(Dataset records)

▼

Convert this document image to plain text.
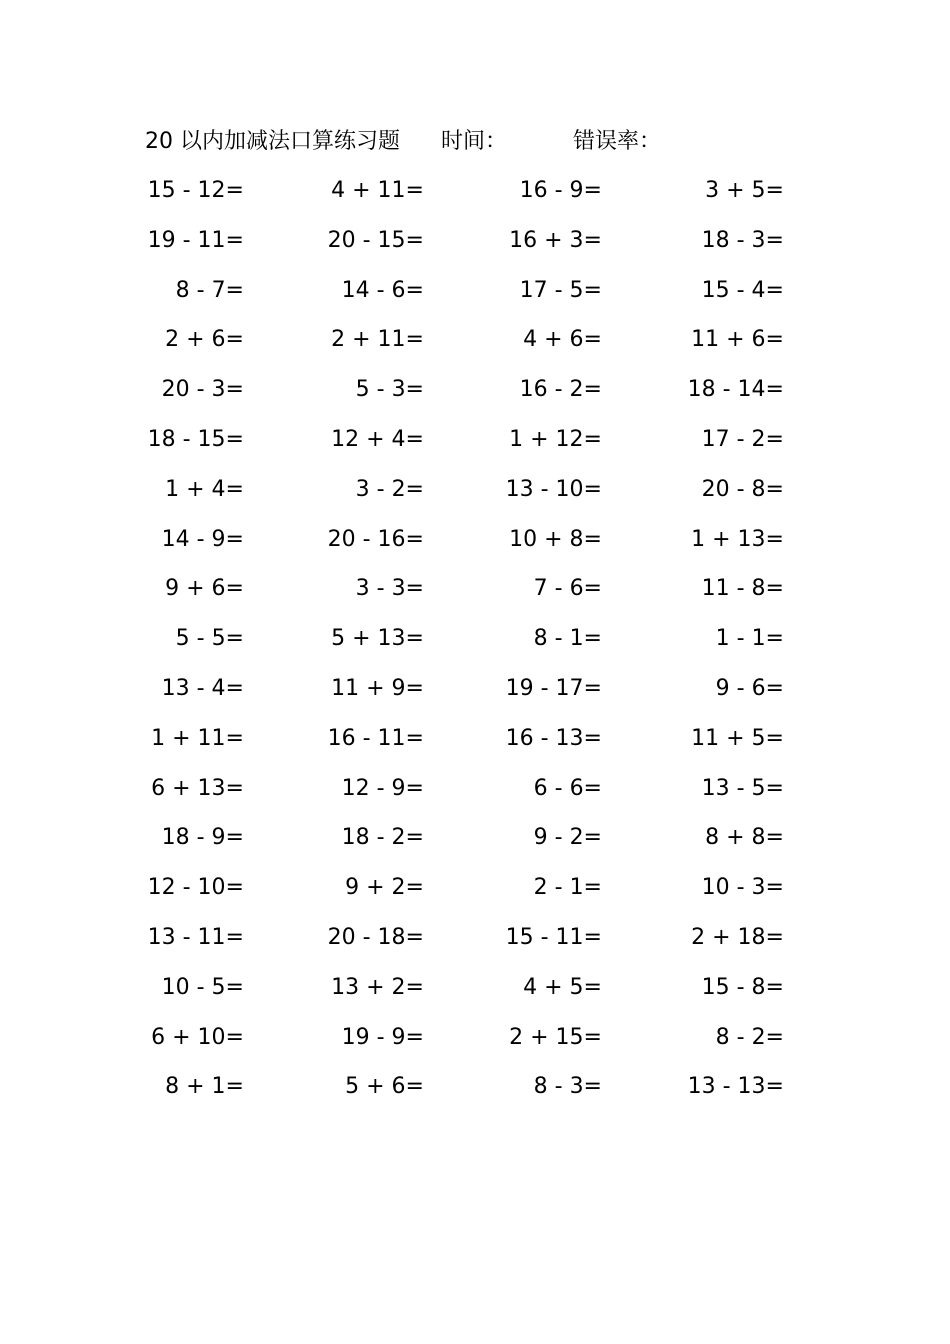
20 以内加减法口算练习题 时间：	错误率：
15 - 12=	4 + 11=	16 - 9=	3 + 5=
19 - 11=	20 - 15=	16 + 3=	18 - 3=
8 - 7=	14 - 6=	17 - 5=	15 - 4=
2 + 6=	2 + 11=	4 + 6=	11 + 6=
20 - 3=	5 - 3=	16 - 2=	18 - 14=
18 - 15=	12 + 4=	1 + 12=	17 - 2=
1 + 4=	3 - 2=	13 - 10=	20 - 8=
14 - 9=	20 - 16=	10 + 8=	1 + 13=
9 + 6=	3 - 3=	7 - 6=	11 - 8=
5 - 5=	5 + 13=	8 - 1=	1 - 1=
13 - 4=	11 + 9=	19 - 17=	9 - 6=
1 + 11=	16 - 11=	16 - 13=	11 + 5=
6 + 13=	12 - 9=	6 - 6=	13 - 5=
18 - 9=	18 - 2=	9 - 2=	8 + 8=
12 - 10=	9 + 2=	2 - 1=	10 - 3=
13 - 11=	20 - 18=	15 - 11=	2 + 18=
10 - 5=	13 + 2=	4 + 5=	15 - 8=
6 + 10=	19 - 9=	2 + 15=	8 - 2=
8 + 1=	5 + 6=	8 - 3=	13 - 13=
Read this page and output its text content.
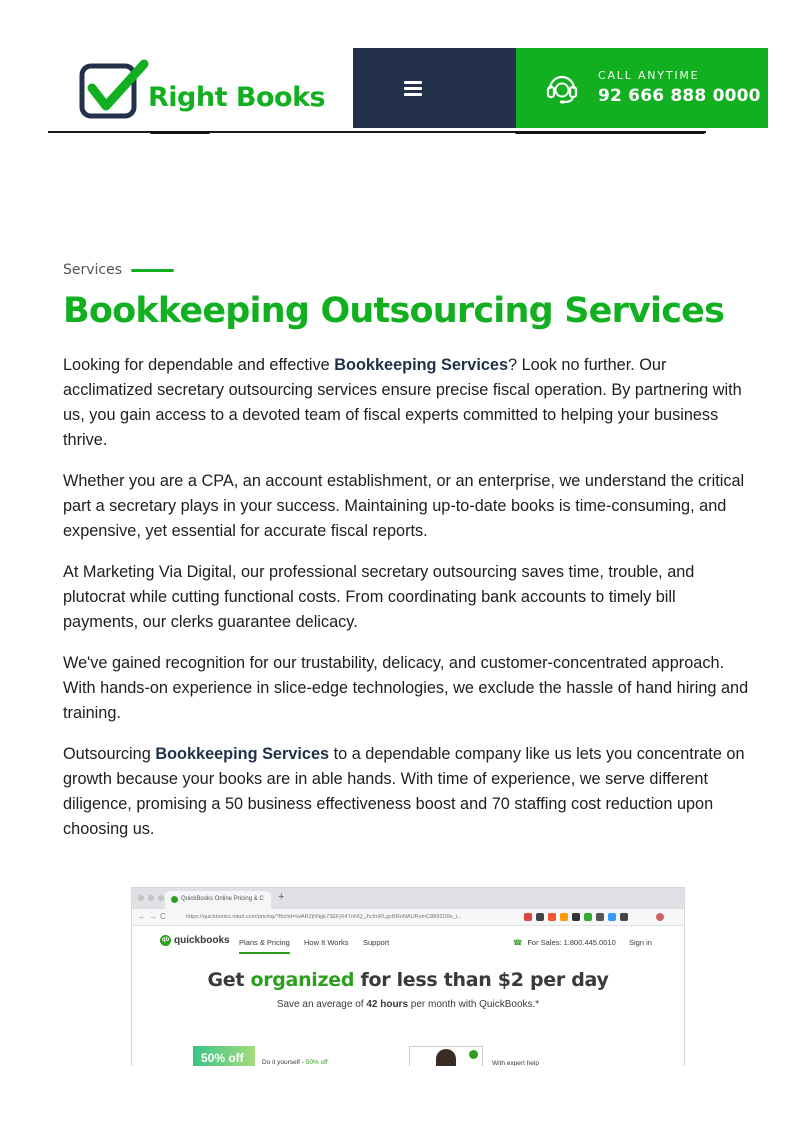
Right Books
CALL ANYTIME
92 666 888 0000
Services
Bookkeeping Outsourcing Services

Looking for dependable and effective Bookkeeping Services? Look no further. Our acclimatized secretary outsourcing services ensure precise fiscal operation. By partnering with us, you gain access to a devoted team of fiscal experts committed to helping your business thrive.

Whether you are a CPA, an account establishment, or an enterprise, we understand the critical part a secretary plays in your success. Maintaining up-to-date books is time-consuming, and expensive, yet essential for accurate fiscal reports.

At Marketing Via Digital, our professional secretary outsourcing saves time, trouble, and plutocrat while cutting functional costs. From coordinating bank accounts to timely bill payments, our clerks guarantee delicacy.

We've gained recognition for our trustability, delicacy, and customer-concentrated approach. With hands-on experience in slice-edge technologies, we exclude the hassle of hand hiring and training.

Outsourcing Bookkeeping Services to a dependable company like us lets you concentrate on growth because your books are in able hands. With time of experience, we serve different diligence, promising a 50 business effectiveness boost and 70 staffing cost reduction upon choosing us.

QuickBooks Online Pricing & C	+
←→C	https://quickbooks.intuit.com/pricing/?fbclid=IwAR2jhNgk73EFjX4TnNQ_J\cfmRLgcBRoNAURsmC8892D9s_i...
qb quickbooks Plans & Pricing How It Works Support
☎	For Sales: 1.800.445.0010 Sign in
Get organized for less than $2 per day
Save an average of 42 hours per month with QuickBooks.*
50% off	Do it yourself - 50% off	With expert help
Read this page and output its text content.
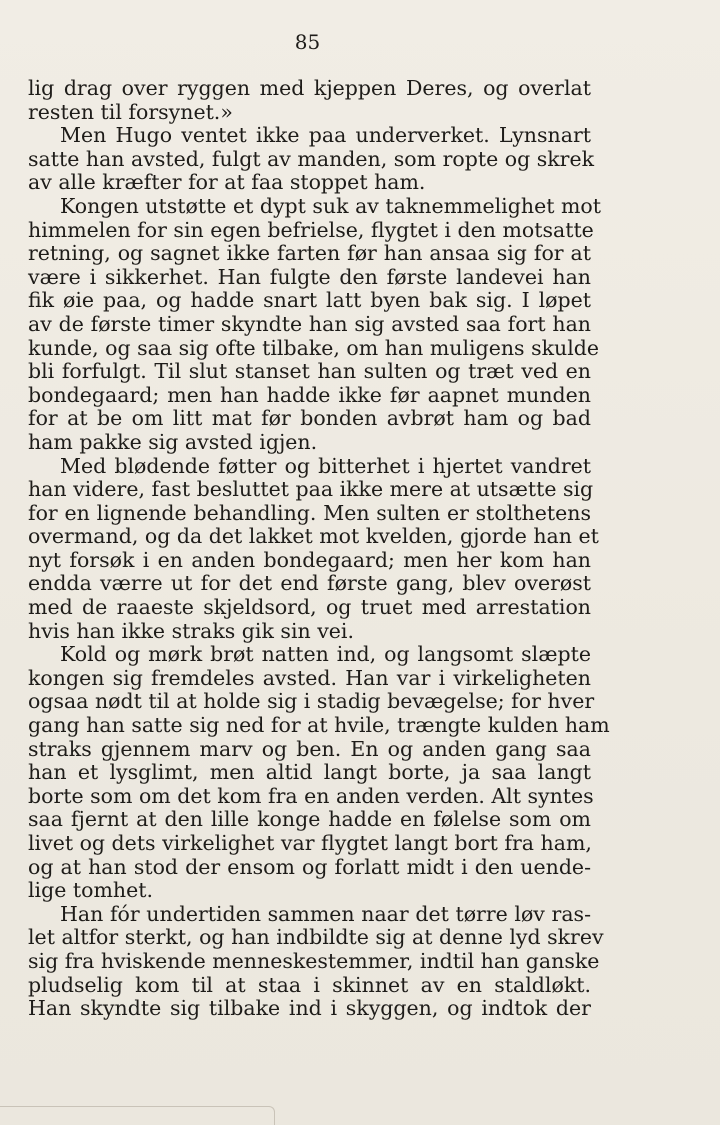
85
lig drag over ryggen med kjeppen Deres, og overlat
resten til forsynet.»
Men Hugo ventet ikke paa underverket. Lynsnart
satte han avsted, fulgt av manden, som ropte og skrek
av alle kræfter for at faa stoppet ham.
Kongen utstøtte et dypt suk av taknemmelighet mot
himmelen for sin egen befrielse, flygtet i den motsatte
retning, og sagnet ikke farten før han ansaa sig for at
være i sikkerhet. Han fulgte den første landevei han
fik øie paa, og hadde snart latt byen bak sig. I løpet
av de første timer skyndte han sig avsted saa fort han
kunde, og saa sig ofte tilbake, om han muligens skulde
bli forfulgt. Til slut stanset han sulten og træt ved en
bondegaard; men han hadde ikke før aapnet munden
for at be om litt mat før bonden avbrøt ham og bad
ham pakke sig avsted igjen.
Med blødende føtter og bitterhet i hjertet vandret
han videre, fast besluttet paa ikke mere at utsætte sig
for en lignende behandling. Men sulten er stolthetens
overmand, og da det lakket mot kvelden, gjorde han et
nyt forsøk i en anden bondegaard; men her kom han
endda værre ut for det end første gang, blev overøst
med de raaeste skjeldsord, og truet med arrestation
hvis han ikke straks gik sin vei.
Kold og mørk brøt natten ind, og langsomt slæpte
kongen sig fremdeles avsted. Han var i virkeligheten
ogsaa nødt til at holde sig i stadig bevægelse; for hver
gang han satte sig ned for at hvile, trængte kulden ham
straks gjennem marv og ben. En og anden gang saa
han et lysglimt, men altid langt borte, ja saa langt
borte som om det kom fra en anden verden. Alt syntes
saa fjernt at den lille konge hadde en følelse som om
livet og dets virkelighet var flygtet langt bort fra ham,
og at han stod der ensom og forlatt midt i den uende-
lige tomhet.
Han fór undertiden sammen naar det tørre løv ras-
let altfor sterkt, og han indbildte sig at denne lyd skrev
sig fra hviskende menneskestemmer, indtil han ganske
pludselig kom til at staa i skinnet av en staldløkt.
Han skyndte sig tilbake ind i skyggen, og indtok der
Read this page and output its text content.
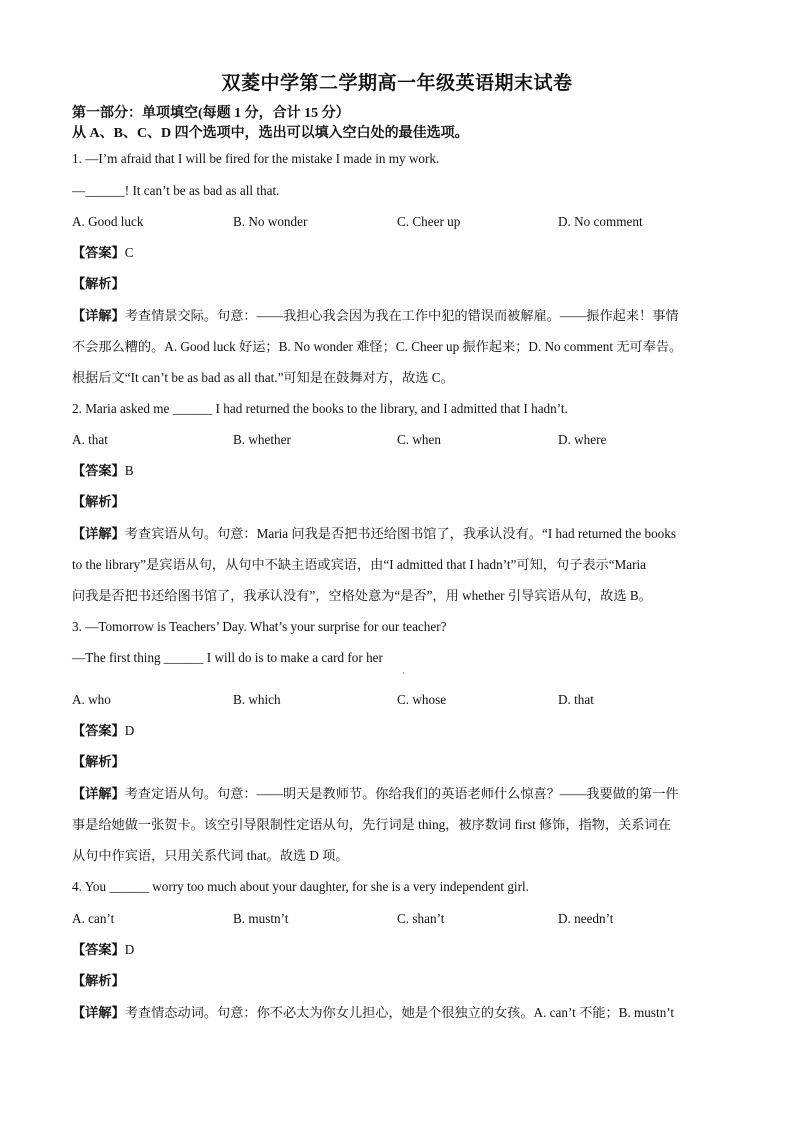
双菱中学第二学期高一年级英语期末试卷
第一部分：单项填空(每题 1 分，合计 15 分）
从 A、B、C、D 四个选项中，选出可以填入空白处的最佳选项。
1. —I’m afraid that I will be fired for the mistake I made in my work.
—______! It can’t be as bad as all that.
A. Good luck	B. No wonder	C. Cheer up	D. No comment
【答案】C
【解析】
【详解】考查情景交际。句意：——我担心我会因为我在工作中犯的错误而被解雇。——振作起来！事情
不会那么糟的。A. Good luck 好运；B. No wonder 难怪；C. Cheer up 振作起来；D. No comment 无可奉告。
根据后文“It can’t be as bad as all that.”可知是在鼓舞对方，故选 C。
2. Maria asked me ______ I had returned the books to the library, and I admitted that I hadn’t.
A. that	B. whether	C. when	D. where
【答案】B
【解析】
【详解】考查宾语从句。句意：Maria 问我是否把书还给图书馆了，我承认没有。“I had returned the books
to the library”是宾语从句，从句中不缺主语或宾语，由“I admitted that I hadn’t”可知，句子表示“Maria
问我是否把书还给图书馆了，我承认没有”，空格处意为“是否”，用 whether 引导宾语从句，故选 B。
3. —Tomorrow is Teachers’ Day. What’s your surprise for our teacher?
—The first thing ______ I will do is to make a card for her
·
A. who	B. which	C. whose	D. that
【答案】D
【解析】
【详解】考查定语从句。句意：——明天是教师节。你给我们的英语老师什么惊喜？——我要做的第一件
事是给她做一张贺卡。该空引导限制性定语从句，先行词是 thing，被序数词 first 修饰，指物，关系词在
从句中作宾语，只用关系代词 that。故选 D 项。
4. You ______ worry too much about your daughter, for she is a very independent girl.
A. can’t	B. mustn’t	C. shan’t	D. needn’t
【答案】D
【解析】
【详解】考查情态动词。句意：你不必太为你女儿担心，她是个很独立的女孩。A. can’t 不能；B. mustn’t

▲

Extract, from the material above, each line holding the word "returned".

2. Maria asked me ______ I had returned the books to the library, and I admitted that I hadn’t.
【详解】考查宾语从句。句意：Maria 问我是否把书还给图书馆了，我承认没有。“I had returned the books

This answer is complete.